Aim of the task >>
Your task is to give the number of lines in the listing that include "into", and nothing else.

Given records >>

──────

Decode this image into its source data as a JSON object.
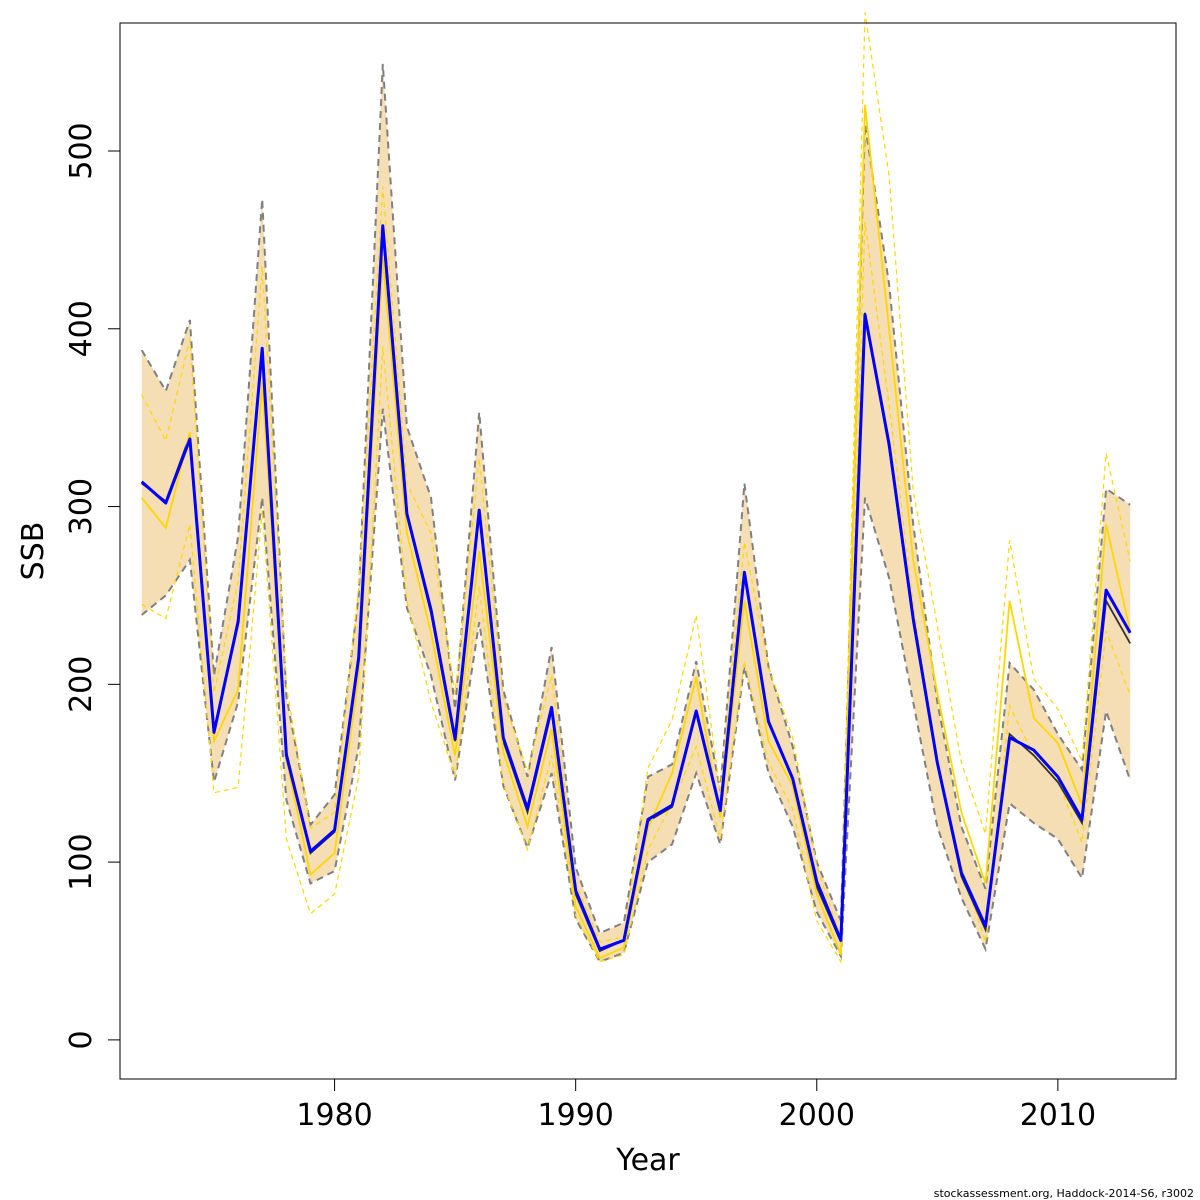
{
  "chart_data": {
    "type": "line",
    "title": "",
    "xlabel": "Year",
    "ylabel": "SSB",
    "xlim": [
      1971.1,
      2014.9
    ],
    "ylim": [
      -22,
      572
    ],
    "x_ticks": [
      1980,
      1990,
      2000,
      2010
    ],
    "x_tick_labels": [
      "1980",
      "1990",
      "2000",
      "2010"
    ],
    "y_ticks": [
      0,
      100,
      200,
      300,
      400,
      500
    ],
    "y_tick_labels": [
      "0",
      "100",
      "200",
      "300",
      "400",
      "500"
    ],
    "footer": "stockassessment.org, Haddock-2014-S6, r3002",
    "colors": {
      "band_fill": "#F5DEB3",
      "band_edge": "#808080",
      "base_line": "#333333",
      "main_line": "#0000FF",
      "alt_line": "#FFD700"
    },
    "x": [
      1972,
      1973,
      1974,
      1975,
      1976,
      1977,
      1978,
      1979,
      1980,
      1981,
      1982,
      1983,
      1984,
      1985,
      1986,
      1987,
      1988,
      1989,
      1990,
      1991,
      1992,
      1993,
      1994,
      1995,
      1996,
      1997,
      1998,
      1999,
      2000,
      2001,
      2002,
      2003,
      2004,
      2005,
      2006,
      2007,
      2008,
      2009,
      2010,
      2011,
      2012,
      2013
    ],
    "series": [
      {
        "name": "ci_low",
        "values": [
          239,
          250,
          270,
          145,
          190,
          305,
          135,
          88,
          95,
          165,
          355,
          243,
          205,
          146,
          235,
          143,
          108,
          150,
          68,
          44,
          49,
          100,
          110,
          150,
          110,
          210,
          150,
          120,
          72,
          47,
          305,
          260,
          190,
          120,
          80,
          51,
          133,
          122,
          113,
          91,
          185,
          146
        ]
      },
      {
        "name": "ci_high",
        "values": [
          388,
          365,
          405,
          205,
          283,
          473,
          193,
          121,
          138,
          250,
          549,
          345,
          305,
          186,
          353,
          197,
          148,
          221,
          97,
          60,
          66,
          148,
          155,
          213,
          140,
          313,
          210,
          165,
          100,
          67,
          515,
          425,
          290,
          190,
          120,
          85,
          212,
          197,
          172,
          152,
          310,
          301
        ]
      },
      {
        "name": "ssb_base",
        "values": [
          313,
          303,
          340,
          172,
          237,
          388,
          162,
          105,
          117,
          217,
          455,
          295,
          240,
          168,
          297,
          168,
          128,
          185,
          82,
          50,
          56,
          123,
          131,
          184,
          128,
          262,
          180,
          146,
          86,
          55,
          409,
          333,
          235,
          155,
          92,
          62,
          172,
          160,
          145,
          122,
          247,
          223
        ]
      },
      {
        "name": "ssb_estimate",
        "values": [
          314,
          302,
          338,
          173,
          235,
          389,
          160,
          106,
          118,
          215,
          458,
          296,
          242,
          169,
          298,
          170,
          130,
          187,
          84,
          51,
          56,
          124,
          132,
          185,
          129,
          263,
          179,
          147,
          89,
          56,
          408,
          335,
          237,
          156,
          94,
          64,
          170,
          163,
          148,
          124,
          253,
          229
        ]
      },
      {
        "name": "ssb_alt",
        "values": [
          305,
          288,
          342,
          168,
          197,
          370,
          158,
          93,
          105,
          205,
          440,
          285,
          229,
          160,
          275,
          162,
          120,
          175,
          75,
          46,
          52,
          119,
          150,
          204,
          125,
          247,
          168,
          143,
          82,
          48,
          526,
          400,
          270,
          195,
          128,
          88,
          247,
          181,
          167,
          132,
          290,
          230
        ]
      },
      {
        "name": "ssb_alt_ci_low",
        "values": [
          245,
          237,
          290,
          139,
          142,
          298,
          113,
          71,
          82,
          148,
          390,
          247,
          190,
          148,
          255,
          144,
          107,
          160,
          70,
          44,
          48,
          107,
          133,
          165,
          113,
          213,
          156,
          130,
          67,
          44,
          460,
          357,
          245,
          155,
          98,
          55,
          188,
          160,
          146,
          111,
          230,
          194
        ]
      },
      {
        "name": "ssb_alt_ci_high",
        "values": [
          363,
          337,
          394,
          195,
          258,
          435,
          199,
          119,
          128,
          255,
          480,
          313,
          285,
          195,
          327,
          192,
          151,
          205,
          88,
          55,
          58,
          153,
          180,
          239,
          139,
          280,
          210,
          170,
          98,
          57,
          578,
          486,
          309,
          233,
          156,
          116,
          281,
          203,
          186,
          157,
          330,
          269
        ]
      }
    ]
  }
}
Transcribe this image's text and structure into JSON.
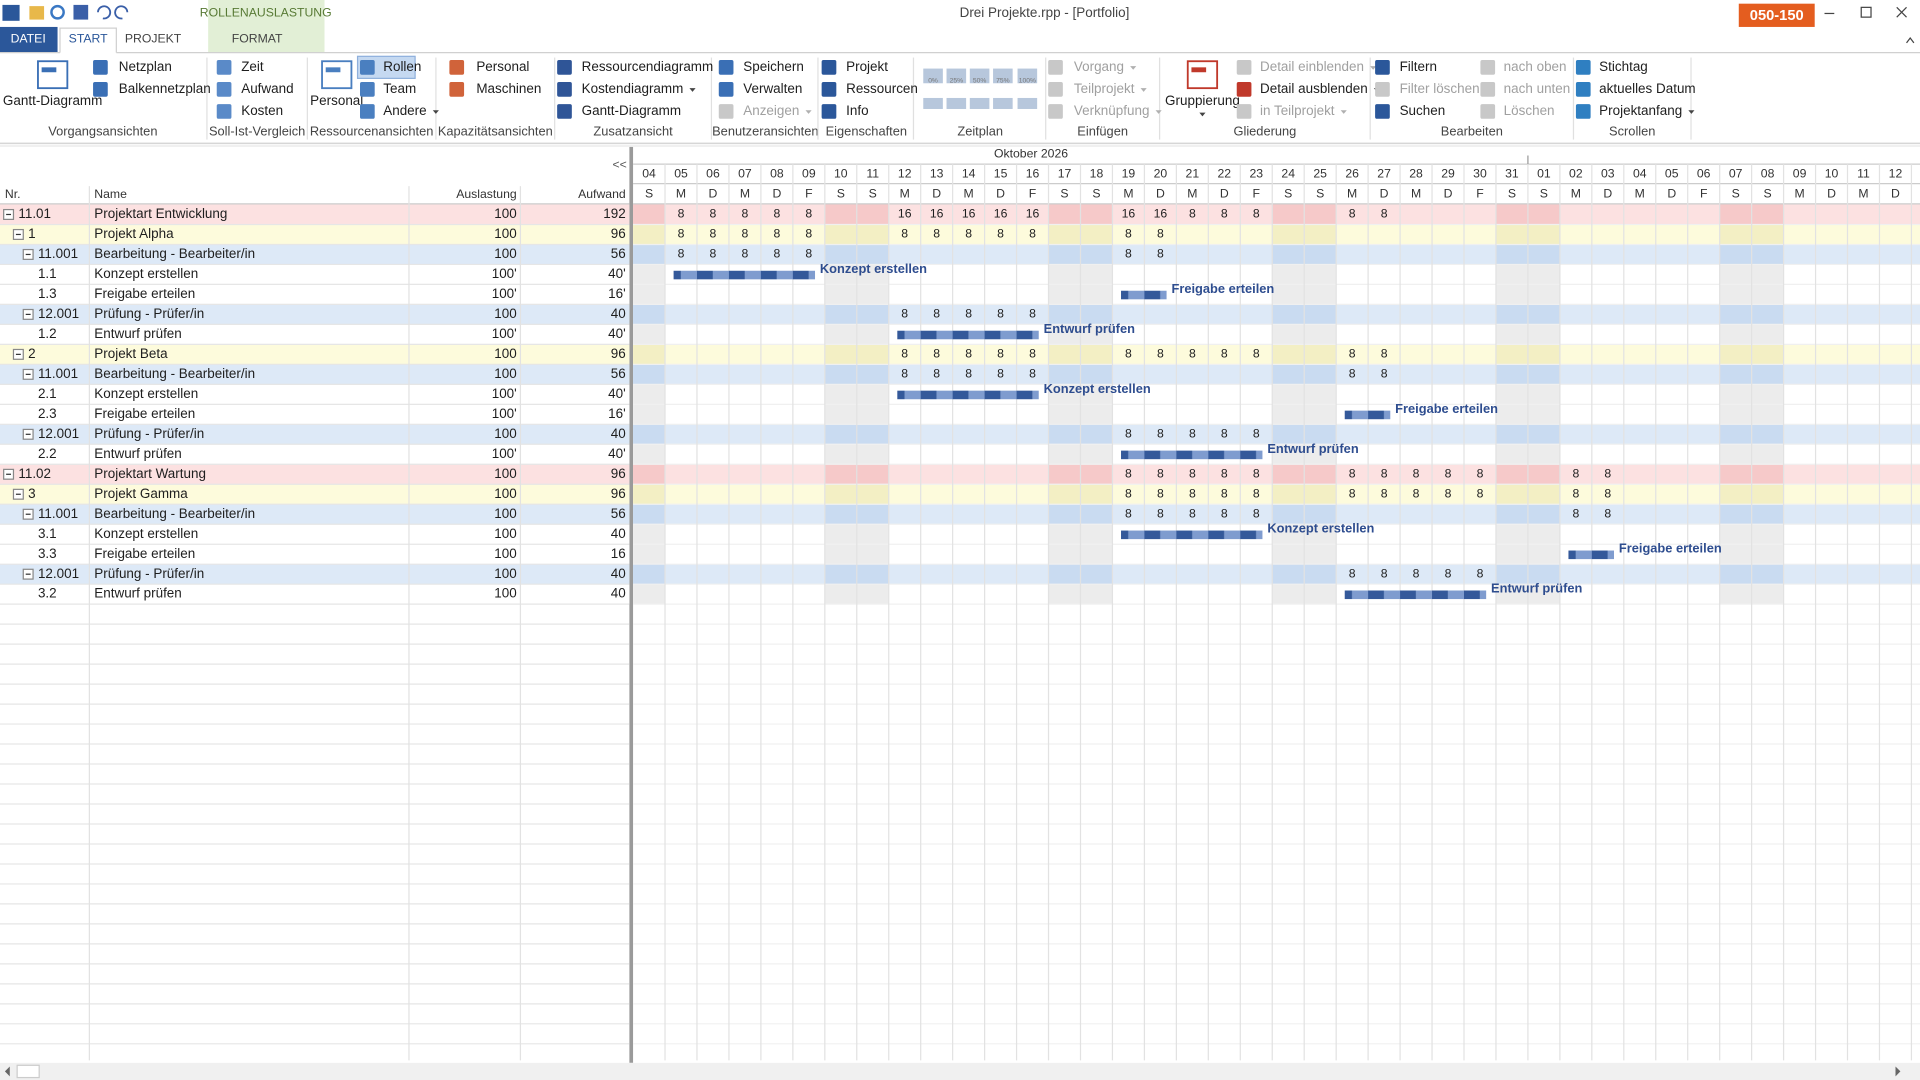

──────

Written answer >>
2